## START Listing

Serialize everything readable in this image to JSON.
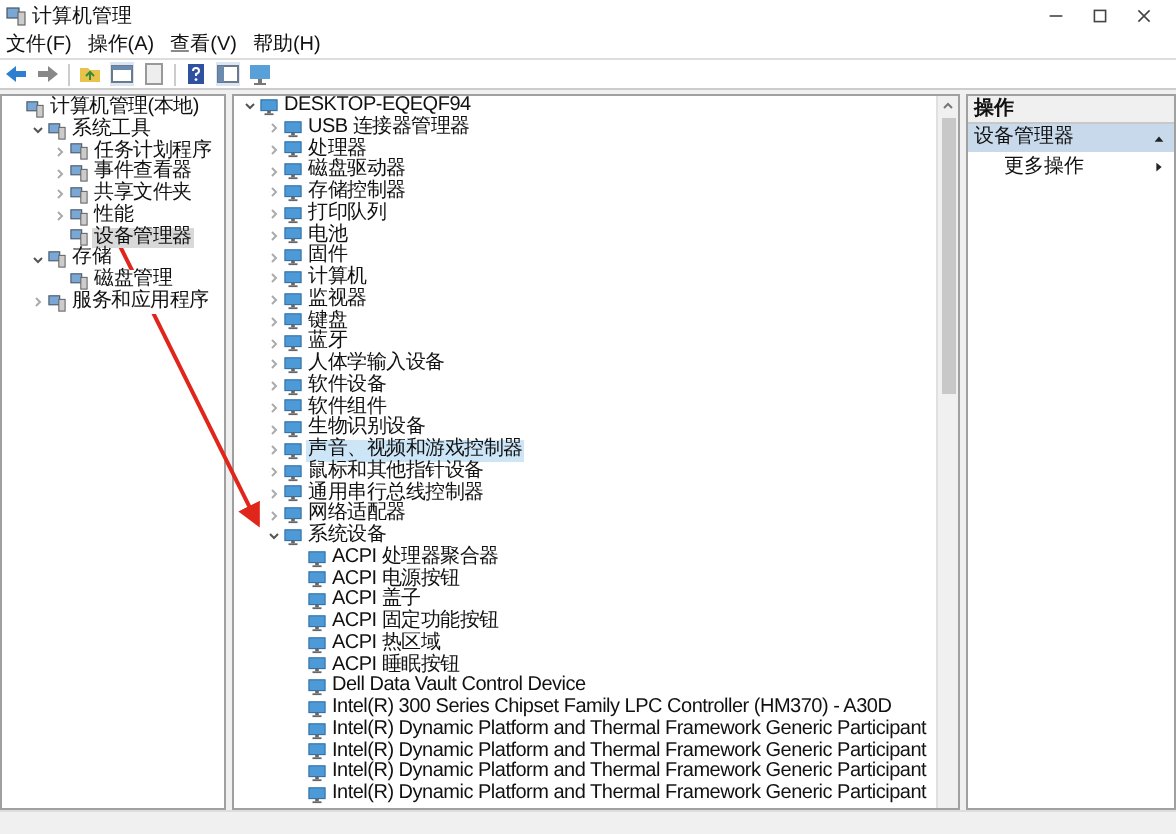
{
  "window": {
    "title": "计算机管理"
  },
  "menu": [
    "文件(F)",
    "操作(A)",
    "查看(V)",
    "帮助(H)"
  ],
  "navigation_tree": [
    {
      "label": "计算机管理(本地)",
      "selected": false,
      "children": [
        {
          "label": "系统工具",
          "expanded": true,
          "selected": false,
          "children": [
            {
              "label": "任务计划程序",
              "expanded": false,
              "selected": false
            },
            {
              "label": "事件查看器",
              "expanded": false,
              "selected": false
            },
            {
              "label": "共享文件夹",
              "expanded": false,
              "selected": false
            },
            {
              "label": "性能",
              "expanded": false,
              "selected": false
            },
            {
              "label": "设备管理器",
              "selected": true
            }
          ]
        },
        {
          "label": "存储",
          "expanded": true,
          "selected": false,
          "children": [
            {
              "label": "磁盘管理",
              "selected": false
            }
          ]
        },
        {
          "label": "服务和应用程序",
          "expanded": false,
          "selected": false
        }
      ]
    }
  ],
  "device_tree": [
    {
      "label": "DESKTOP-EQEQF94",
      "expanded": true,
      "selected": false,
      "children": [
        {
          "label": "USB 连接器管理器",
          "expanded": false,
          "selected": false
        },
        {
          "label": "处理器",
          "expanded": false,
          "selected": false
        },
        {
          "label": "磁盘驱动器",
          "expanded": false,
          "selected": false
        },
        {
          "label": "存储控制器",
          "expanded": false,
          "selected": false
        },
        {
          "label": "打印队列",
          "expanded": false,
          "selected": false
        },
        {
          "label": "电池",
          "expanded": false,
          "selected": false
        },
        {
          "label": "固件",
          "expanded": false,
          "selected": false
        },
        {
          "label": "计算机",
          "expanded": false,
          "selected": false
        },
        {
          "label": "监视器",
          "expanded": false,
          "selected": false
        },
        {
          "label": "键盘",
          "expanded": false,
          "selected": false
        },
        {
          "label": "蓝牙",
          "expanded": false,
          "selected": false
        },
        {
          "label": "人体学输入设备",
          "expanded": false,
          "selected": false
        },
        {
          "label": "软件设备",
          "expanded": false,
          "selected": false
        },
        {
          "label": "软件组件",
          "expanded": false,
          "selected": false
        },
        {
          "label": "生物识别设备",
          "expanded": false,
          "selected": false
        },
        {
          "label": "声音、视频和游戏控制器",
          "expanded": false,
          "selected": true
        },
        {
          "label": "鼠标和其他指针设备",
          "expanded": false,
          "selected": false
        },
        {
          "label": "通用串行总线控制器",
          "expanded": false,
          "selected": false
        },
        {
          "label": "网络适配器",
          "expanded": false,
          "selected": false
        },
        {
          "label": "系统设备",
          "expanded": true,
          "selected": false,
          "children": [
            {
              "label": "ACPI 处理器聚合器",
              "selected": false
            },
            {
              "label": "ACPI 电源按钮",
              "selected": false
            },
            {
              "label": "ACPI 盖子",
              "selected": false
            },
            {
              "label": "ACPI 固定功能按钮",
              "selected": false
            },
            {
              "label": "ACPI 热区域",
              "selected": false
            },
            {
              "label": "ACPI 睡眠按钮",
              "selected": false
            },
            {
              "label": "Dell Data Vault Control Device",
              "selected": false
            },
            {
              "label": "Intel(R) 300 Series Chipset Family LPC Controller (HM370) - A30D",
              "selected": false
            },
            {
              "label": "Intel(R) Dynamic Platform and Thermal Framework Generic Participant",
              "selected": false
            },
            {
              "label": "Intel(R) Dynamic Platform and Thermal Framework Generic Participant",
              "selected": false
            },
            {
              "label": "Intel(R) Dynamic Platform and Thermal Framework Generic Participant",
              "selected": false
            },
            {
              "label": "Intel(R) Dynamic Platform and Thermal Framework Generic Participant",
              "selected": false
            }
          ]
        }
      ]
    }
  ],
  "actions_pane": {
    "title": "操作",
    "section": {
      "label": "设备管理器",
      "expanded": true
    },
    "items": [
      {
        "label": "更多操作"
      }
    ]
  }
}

## END Listing
## START Listing

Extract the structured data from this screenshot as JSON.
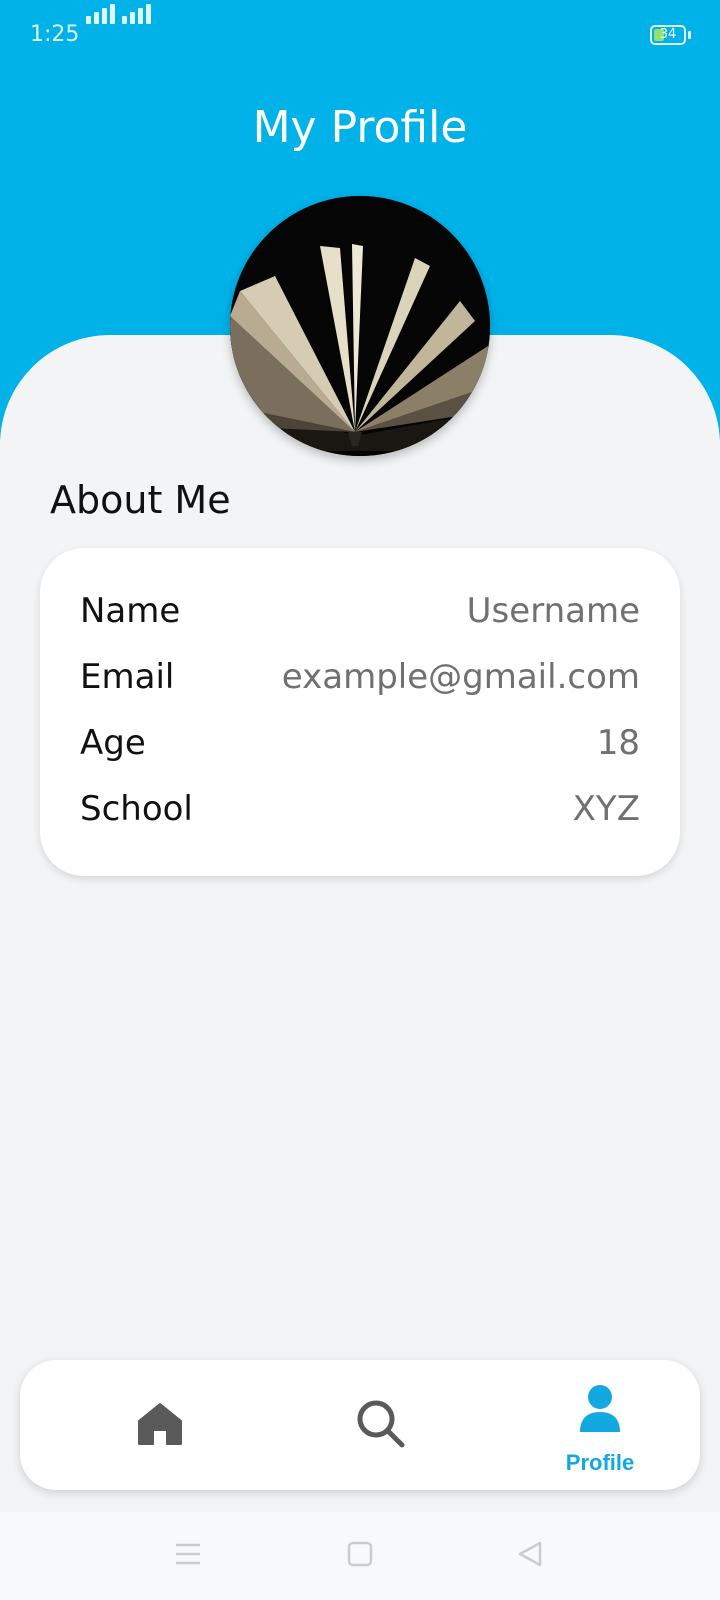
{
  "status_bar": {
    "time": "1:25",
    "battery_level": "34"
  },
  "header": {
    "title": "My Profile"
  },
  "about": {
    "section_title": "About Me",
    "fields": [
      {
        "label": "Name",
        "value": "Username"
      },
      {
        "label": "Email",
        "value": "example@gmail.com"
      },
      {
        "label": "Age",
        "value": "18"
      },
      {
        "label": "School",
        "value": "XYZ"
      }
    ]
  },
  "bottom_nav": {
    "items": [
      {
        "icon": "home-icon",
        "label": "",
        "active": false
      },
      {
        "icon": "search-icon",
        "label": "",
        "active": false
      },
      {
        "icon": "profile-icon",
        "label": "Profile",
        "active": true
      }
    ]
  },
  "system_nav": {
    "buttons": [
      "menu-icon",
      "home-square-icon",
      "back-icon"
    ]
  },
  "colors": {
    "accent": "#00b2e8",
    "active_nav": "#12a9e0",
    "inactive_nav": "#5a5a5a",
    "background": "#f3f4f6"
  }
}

## END Listing
## START Listing

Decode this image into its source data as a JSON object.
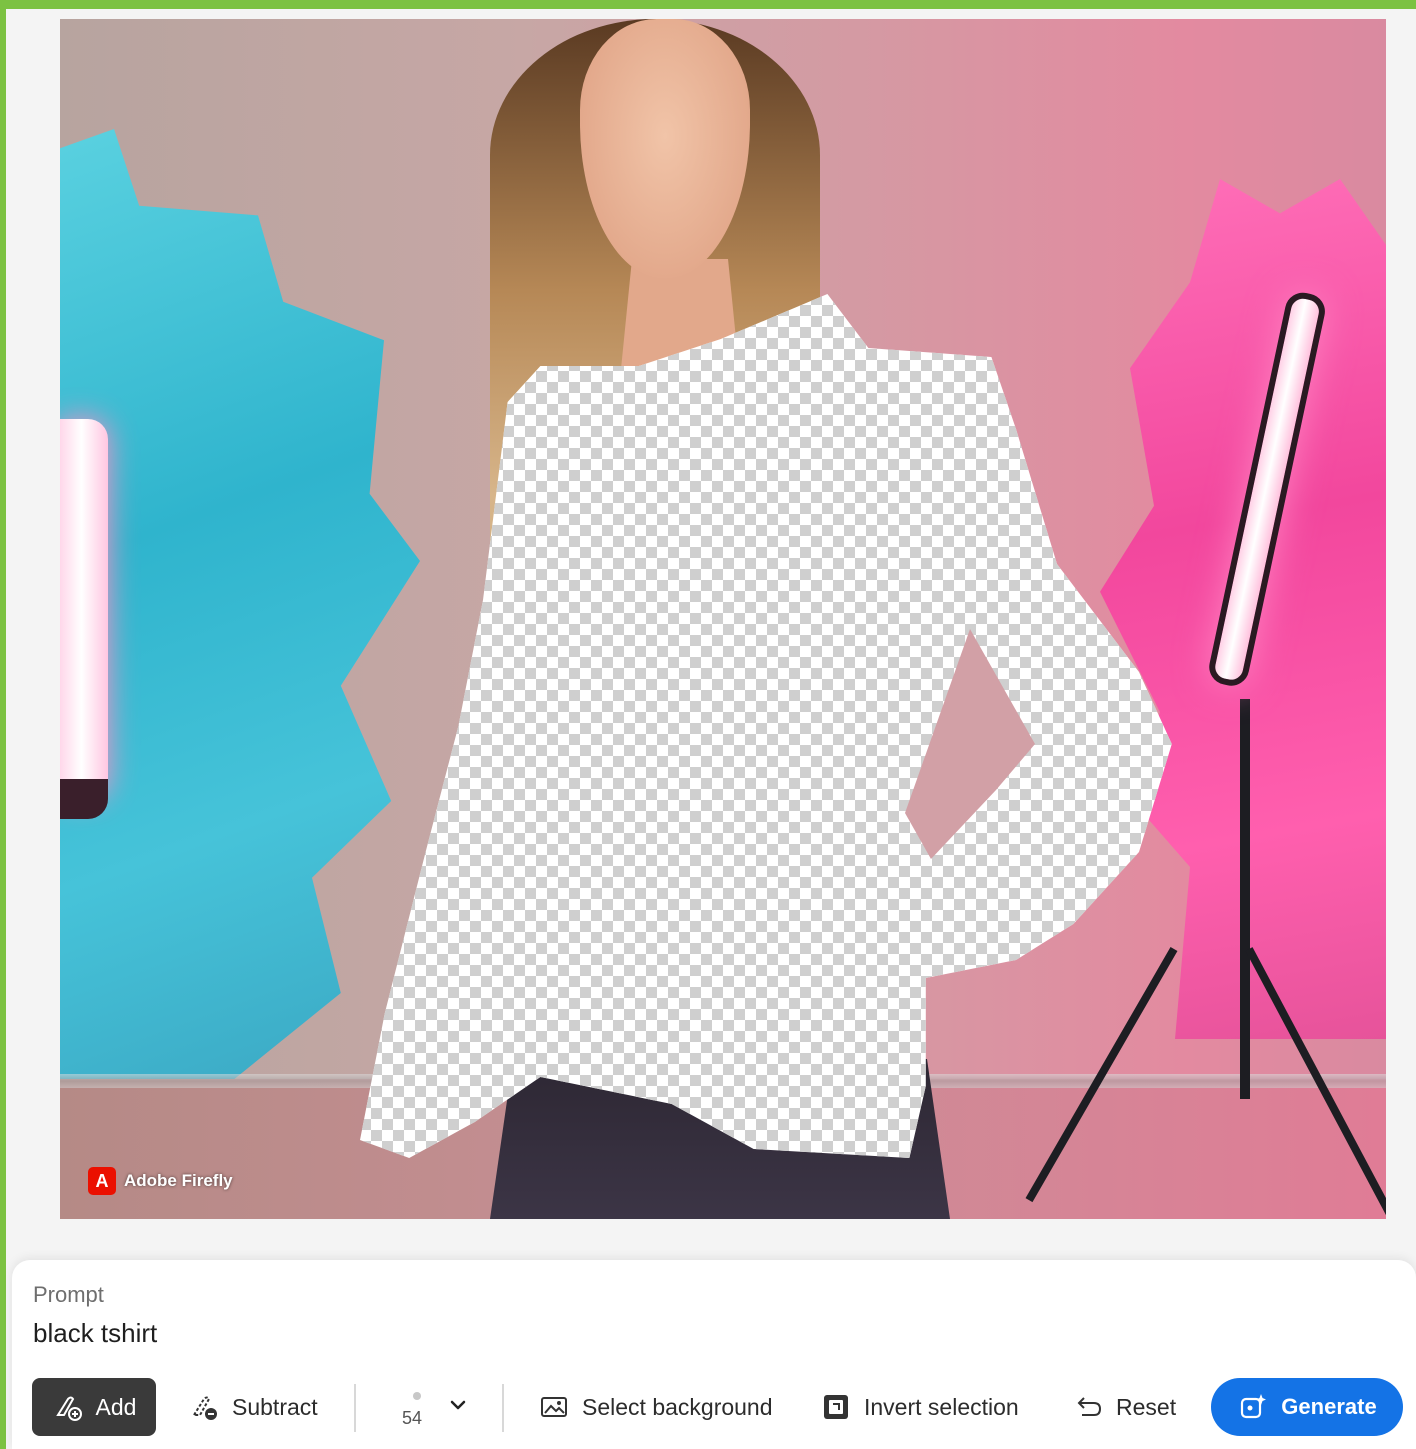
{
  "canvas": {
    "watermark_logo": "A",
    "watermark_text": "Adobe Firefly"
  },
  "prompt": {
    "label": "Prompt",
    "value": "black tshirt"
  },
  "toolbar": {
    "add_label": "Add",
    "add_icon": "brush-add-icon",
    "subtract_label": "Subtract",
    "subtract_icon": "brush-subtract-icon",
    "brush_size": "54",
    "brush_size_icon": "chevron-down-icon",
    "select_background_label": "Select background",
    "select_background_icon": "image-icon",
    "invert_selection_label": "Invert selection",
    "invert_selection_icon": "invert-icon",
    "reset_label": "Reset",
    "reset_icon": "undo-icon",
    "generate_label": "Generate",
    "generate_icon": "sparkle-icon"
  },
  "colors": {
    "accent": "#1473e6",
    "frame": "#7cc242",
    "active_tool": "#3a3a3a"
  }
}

## END Listing

Set exercise: Work out how many lines of the data hold the string "image". Reply with that number alone.

Completed task: 3